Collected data

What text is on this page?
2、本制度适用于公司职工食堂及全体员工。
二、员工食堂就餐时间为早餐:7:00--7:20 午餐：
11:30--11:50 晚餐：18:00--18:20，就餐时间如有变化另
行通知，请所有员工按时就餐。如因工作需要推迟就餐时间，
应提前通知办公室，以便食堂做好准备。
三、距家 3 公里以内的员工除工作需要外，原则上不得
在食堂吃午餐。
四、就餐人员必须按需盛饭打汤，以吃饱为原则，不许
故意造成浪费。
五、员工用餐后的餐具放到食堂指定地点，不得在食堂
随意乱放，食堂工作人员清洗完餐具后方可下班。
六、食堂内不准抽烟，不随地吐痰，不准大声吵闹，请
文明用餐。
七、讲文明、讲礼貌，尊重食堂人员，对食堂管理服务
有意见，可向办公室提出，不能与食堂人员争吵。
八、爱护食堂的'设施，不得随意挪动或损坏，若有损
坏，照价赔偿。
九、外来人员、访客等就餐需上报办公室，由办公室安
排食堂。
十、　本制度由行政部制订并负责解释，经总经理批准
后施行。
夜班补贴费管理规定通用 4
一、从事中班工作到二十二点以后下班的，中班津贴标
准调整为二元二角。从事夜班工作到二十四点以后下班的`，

* Set task *
Repeat the data above exactly.

* Answer for the task *
What text is on this page?
2、本制度适用于公司职工食堂及全体员工。
二、员工食堂就餐时间为早餐:7:00--7:20 午餐：
11:30--11:50 晚餐：18:00--18:20，就餐时间如有变化另
行通知，请所有员工按时就餐。如因工作需要推迟就餐时间，
应提前通知办公室，以便食堂做好准备。
三、距家 3 公里以内的员工除工作需要外，原则上不得
在食堂吃午餐。
四、就餐人员必须按需盛饭打汤，以吃饱为原则，不许
故意造成浪费。
五、员工用餐后的餐具放到食堂指定地点，不得在食堂
随意乱放，食堂工作人员清洗完餐具后方可下班。
六、食堂内不准抽烟，不随地吐痰，不准大声吵闹，请
文明用餐。
七、讲文明、讲礼貌，尊重食堂人员，对食堂管理服务
有意见，可向办公室提出，不能与食堂人员争吵。
八、爱护食堂的'设施，不得随意挪动或损坏，若有损
坏，照价赔偿。
九、外来人员、访客等就餐需上报办公室，由办公室安
排食堂。
十、　本制度由行政部制订并负责解释，经总经理批准
后施行。
夜班补贴费管理规定通用 4
一、从事中班工作到二十二点以后下班的，中班津贴标
准调整为二元二角。从事夜班工作到二十四点以后下班的`，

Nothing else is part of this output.